> **SET EXERCISE**: Every line of the records must be repeated exactly; pictures stay out.

(Collected data)
━━━━━━━━━━

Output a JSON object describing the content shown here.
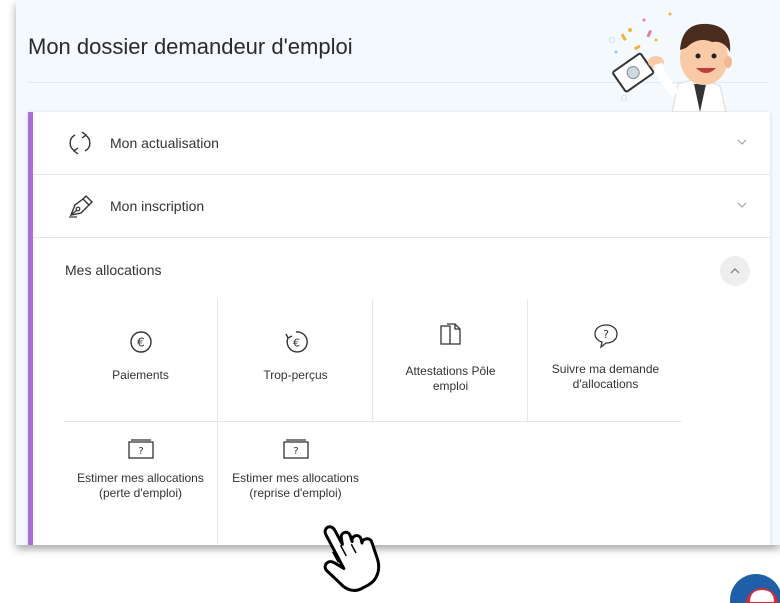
{
  "page": {
    "title": "Mon dossier demandeur d'emploi"
  },
  "sections": [
    {
      "label": "Mon actualisation",
      "icon": "refresh-icon",
      "state": "collapsed"
    },
    {
      "label": "Mon inscription",
      "icon": "pen-icon",
      "state": "collapsed"
    }
  ],
  "allocations": {
    "title": "Mes allocations",
    "state": "expanded",
    "tiles": [
      {
        "label": "Paiements",
        "icon": "euro-icon"
      },
      {
        "label": "Trop-perçus",
        "icon": "euro-refund-icon"
      },
      {
        "label": "Attestations Pôle emploi",
        "icon": "documents-icon"
      },
      {
        "label": "Suivre ma demande d'allocations",
        "icon": "question-bubble-icon"
      },
      {
        "label": "Estimer mes allocations (perte d'emploi)",
        "icon": "simulator-icon"
      },
      {
        "label": "Estimer mes allocations (reprise d'emploi)",
        "icon": "simulator-icon"
      }
    ]
  },
  "colors": {
    "accent": "#a86ee0",
    "background": "#f3f9fd",
    "brand_blue": "#1d5fa8",
    "brand_red": "#e3262b"
  }
}
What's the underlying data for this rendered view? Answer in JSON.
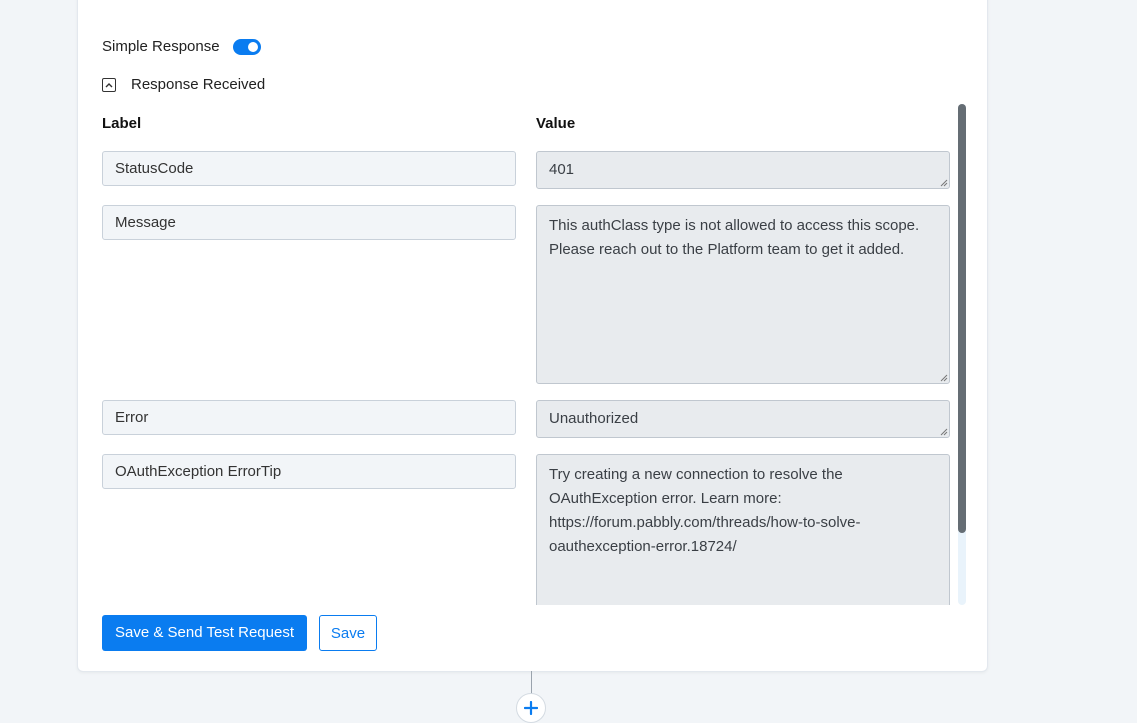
{
  "response": {
    "simple_response_label": "Simple Response",
    "simple_response_on": true,
    "response_received_label": "Response Received"
  },
  "columns": {
    "label": "Label",
    "value": "Value"
  },
  "rows": [
    {
      "label": "StatusCode",
      "value": "401"
    },
    {
      "label": "Message",
      "value": "This authClass type is not allowed to access this scope. Please reach out to the Platform team to get it added."
    },
    {
      "label": "Error",
      "value": "Unauthorized"
    },
    {
      "label": "OAuthException ErrorTip",
      "value": "Try creating a new connection to resolve the OAuthException error. Learn more: https://forum.pabbly.com/threads/how-to-solve-oauthexception-error.18724/"
    }
  ],
  "buttons": {
    "save_send": "Save & Send Test Request",
    "save": "Save"
  },
  "icons": {
    "collapse": "chevron-up-icon",
    "add_step": "plus-icon",
    "resize": "resize-grip-icon"
  },
  "colors": {
    "accent": "#0a7cf0",
    "value_bg": "#e8ebee",
    "label_bg": "#f2f5f8"
  }
}
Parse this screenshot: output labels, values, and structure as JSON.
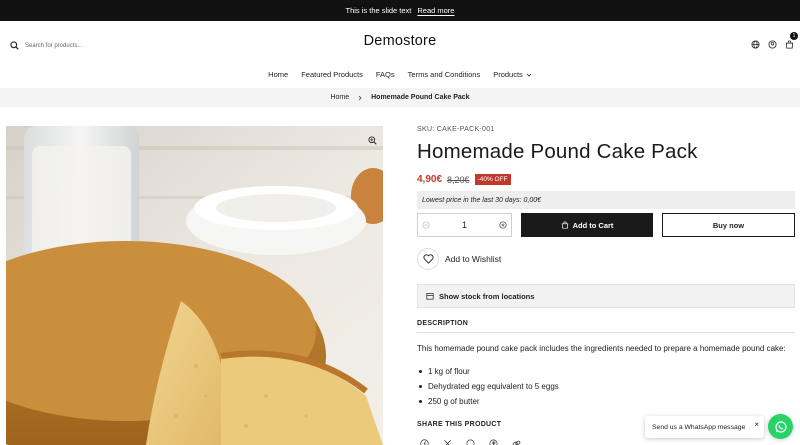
{
  "announcement": {
    "text": "This is the slide text",
    "link": "Read more"
  },
  "header": {
    "search_placeholder": "Search for products...",
    "logo": "Demostore",
    "icons": [
      "globe-icon",
      "user-icon",
      "cart-icon"
    ],
    "cart_count": "1"
  },
  "nav": {
    "items": [
      "Home",
      "Featured Products",
      "FAQs",
      "Terms and Conditions",
      "Products"
    ]
  },
  "breadcrumb": {
    "home": "Home",
    "current": "Homemade Pound Cake Pack"
  },
  "product": {
    "sku": "SKU: CAKE-PACK-001",
    "title": "Homemade Pound Cake Pack",
    "price": "4,90€",
    "compare_price": "8,20€",
    "discount_badge": "-40% OFF",
    "lowest_price": "Lowest price in the last 30 days: 0,00€",
    "quantity": "1",
    "add_to_cart": "Add to Cart",
    "buy_now": "Buy now",
    "wishlist": "Add to Wishlist",
    "stock_button": "Show stock from locations"
  },
  "description": {
    "heading": "DESCRIPTION",
    "intro": "This homemade pound cake pack includes the ingredients needed to prepare a homemade pound cake:",
    "items": [
      "1 kg of flour",
      "Dehydrated egg equivalent to 5 eggs",
      "250 g of butter"
    ]
  },
  "share": {
    "heading": "SHARE THIS PRODUCT",
    "icons": [
      "facebook-icon",
      "x-icon",
      "whatsapp-icon",
      "pinterest-icon",
      "link-icon"
    ]
  },
  "whatsapp": {
    "message": "Send us a WhatsApp message",
    "close": "×"
  },
  "colors": {
    "accent_red": "#c0392b",
    "dark": "#1a1a1a",
    "whatsapp_green": "#25d366"
  }
}
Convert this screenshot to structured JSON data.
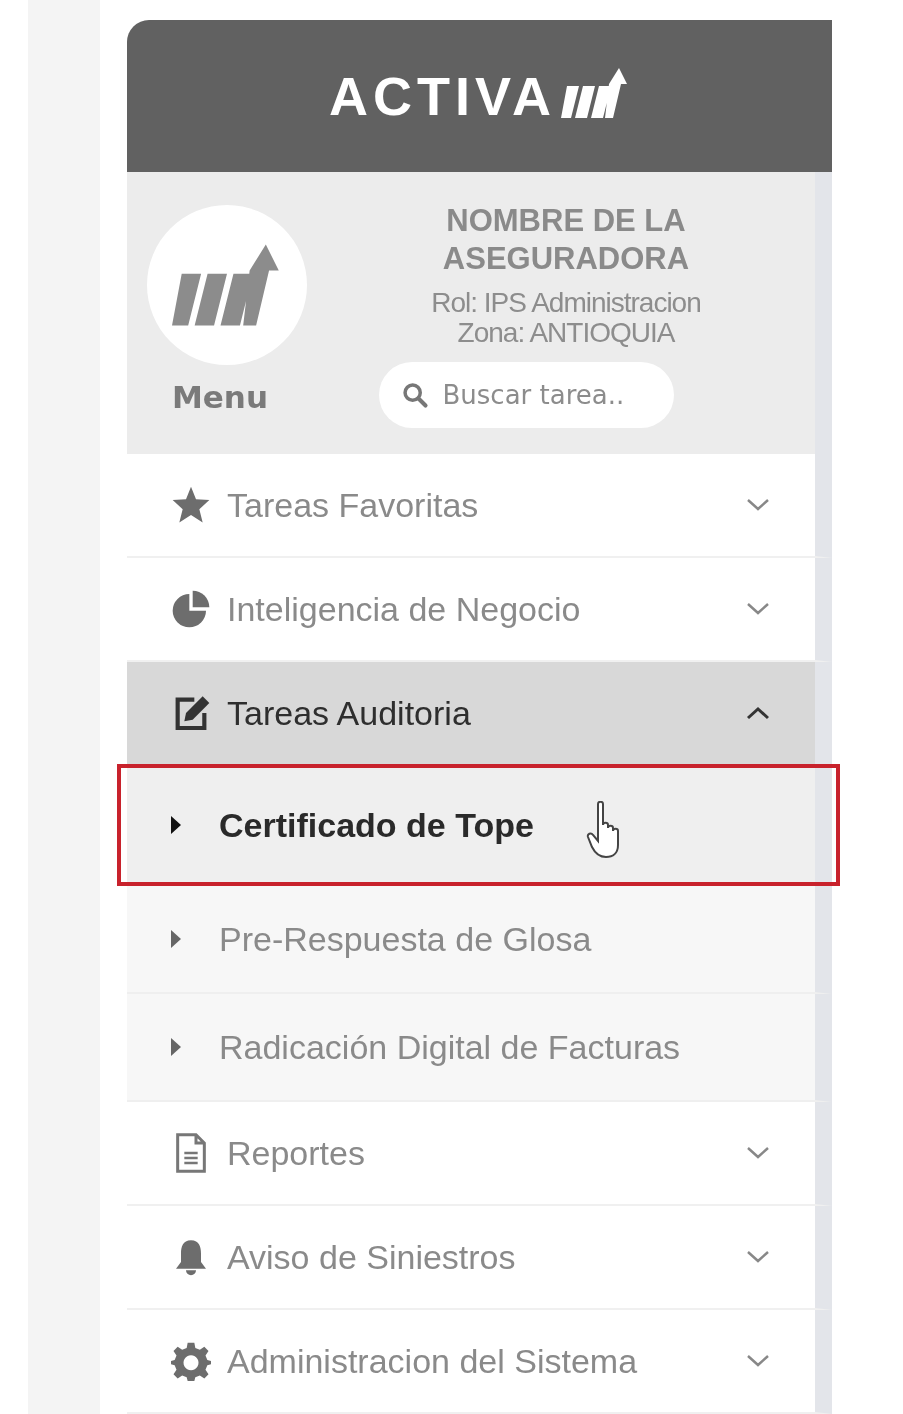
{
  "header": {
    "brand": "ACTIVA"
  },
  "profile": {
    "organization": "NOMBRE DE LA ASEGURADORA",
    "role": "Rol: IPS Administracion",
    "zone": "Zona: ANTIOQUIA",
    "menu_label": "Menu"
  },
  "search": {
    "placeholder": "Buscar tarea.."
  },
  "menu": [
    {
      "label": "Tareas Favoritas",
      "expanded": false
    },
    {
      "label": "Inteligencia de Negocio",
      "expanded": false
    },
    {
      "label": "Tareas Auditoria",
      "expanded": true,
      "children": [
        {
          "label": "Certificado de Tope",
          "selected": true,
          "annotated": true
        },
        {
          "label": "Pre-Respuesta de Glosa",
          "selected": false,
          "annotated": false
        },
        {
          "label": "Radicación Digital de Facturas",
          "selected": false,
          "annotated": false
        }
      ]
    },
    {
      "label": "Reportes",
      "expanded": false
    },
    {
      "label": "Aviso de Siniestros",
      "expanded": false
    },
    {
      "label": "Administracion del Sistema",
      "expanded": false
    }
  ]
}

━━━━━━━━━━

> **FULL ANSWER**:
Output a JSON object describing the content shown here.
{
  "page": {
    "title": "Mon dossier demandeur d'emploi"
  },
  "sections": [
    {
      "label": "Mon actualisation",
      "icon": "refresh-icon",
      "state": "collapsed"
    },
    {
      "label": "Mon inscription",
      "icon": "pen-icon",
      "state": "collapsed"
    }
  ],
  "allocations": {
    "title": "Mes allocations",
    "state": "expanded",
    "tiles": [
      {
        "label": "Paiements",
        "icon": "euro-icon"
      },
      {
        "label": "Trop-perçus",
        "icon": "euro-refund-icon"
      },
      {
        "label": "Attestations Pôle emploi",
        "icon": "documents-icon"
      },
      {
        "label": "Suivre ma demande d'allocations",
        "icon": "question-bubble-icon"
      },
      {
        "label": "Estimer mes allocations (perte d'emploi)",
        "icon": "simulator-icon"
      },
      {
        "label": "Estimer mes allocations (reprise d'emploi)",
        "icon": "simulator-icon"
      }
    ]
  },
  "colors": {
    "accent": "#a86ee0",
    "background": "#f3f9fd",
    "brand_blue": "#1d5fa8",
    "brand_red": "#e3262b"
  }
}
What's the underlying data for this rendered view? Answer in JSON.
{
  "response": {
    "simple_response_label": "Simple Response",
    "simple_response_on": true,
    "response_received_label": "Response Received"
  },
  "columns": {
    "label": "Label",
    "value": "Value"
  },
  "rows": [
    {
      "label": "StatusCode",
      "value": "401"
    },
    {
      "label": "Message",
      "value": "This authClass type is not allowed to access this scope. Please reach out to the Platform team to get it added."
    },
    {
      "label": "Error",
      "value": "Unauthorized"
    },
    {
      "label": "OAuthException ErrorTip",
      "value": "Try creating a new connection to resolve the OAuthException error. Learn more: https://forum.pabbly.com/threads/how-to-solve-oauthexception-error.18724/"
    }
  ],
  "buttons": {
    "save_send": "Save & Send Test Request",
    "save": "Save"
  },
  "icons": {
    "collapse": "chevron-up-icon",
    "add_step": "plus-icon",
    "resize": "resize-grip-icon"
  },
  "colors": {
    "accent": "#0a7cf0",
    "value_bg": "#e8ebee",
    "label_bg": "#f2f5f8"
  }
}
Parse this screenshot: output labels, values, and structure as JSON.
{
  "announcement": {
    "text": "This is the slide text",
    "link": "Read more"
  },
  "header": {
    "search_placeholder": "Search for products...",
    "logo": "Demostore",
    "icons": [
      "globe-icon",
      "user-icon",
      "cart-icon"
    ],
    "cart_count": "1"
  },
  "nav": {
    "items": [
      "Home",
      "Featured Products",
      "FAQs",
      "Terms and Conditions",
      "Products"
    ]
  },
  "breadcrumb": {
    "home": "Home",
    "current": "Homemade Pound Cake Pack"
  },
  "product": {
    "sku": "SKU: CAKE-PACK-001",
    "title": "Homemade Pound Cake Pack",
    "price": "4,90€",
    "compare_price": "8,20€",
    "discount_badge": "-40% OFF",
    "lowest_price": "Lowest price in the last 30 days: 0,00€",
    "quantity": "1",
    "add_to_cart": "Add to Cart",
    "buy_now": "Buy now",
    "wishlist": "Add to Wishlist",
    "stock_button": "Show stock from locations"
  },
  "description": {
    "heading": "DESCRIPTION",
    "intro": "This homemade pound cake pack includes the ingredients needed to prepare a homemade pound cake:",
    "items": [
      "1 kg of flour",
      "Dehydrated egg equivalent to 5 eggs",
      "250 g of butter"
    ]
  },
  "share": {
    "heading": "SHARE THIS PRODUCT",
    "icons": [
      "facebook-icon",
      "x-icon",
      "whatsapp-icon",
      "pinterest-icon",
      "link-icon"
    ]
  },
  "whatsapp": {
    "message": "Send us a WhatsApp message",
    "close": "×"
  },
  "colors": {
    "accent_red": "#c0392b",
    "dark": "#1a1a1a",
    "whatsapp_green": "#25d366"
  }
}
Convert this screenshot to structured JSON data.
{
  "header": {
    "brand": "ACTIVA"
  },
  "profile": {
    "organization": "NOMBRE DE LA ASEGURADORA",
    "role": "Rol: IPS Administracion",
    "zone": "Zona: ANTIOQUIA",
    "menu_label": "Menu"
  },
  "search": {
    "placeholder": "Buscar tarea.."
  },
  "menu": [
    {
      "label": "Tareas Favoritas",
      "expanded": false
    },
    {
      "label": "Inteligencia de Negocio",
      "expanded": false
    },
    {
      "label": "Tareas Auditoria",
      "expanded": true,
      "children": [
        {
          "label": "Certificado de Tope",
          "selected": true,
          "annotated": true
        },
        {
          "label": "Pre-Respuesta de Glosa",
          "selected": false,
          "annotated": false
        },
        {
          "label": "Radicación Digital de Facturas",
          "selected": false,
          "annotated": false
        }
      ]
    },
    {
      "label": "Reportes",
      "expanded": false
    },
    {
      "label": "Aviso de Siniestros",
      "expanded": false
    },
    {
      "label": "Administracion del Sistema",
      "expanded": false
    }
  ]
}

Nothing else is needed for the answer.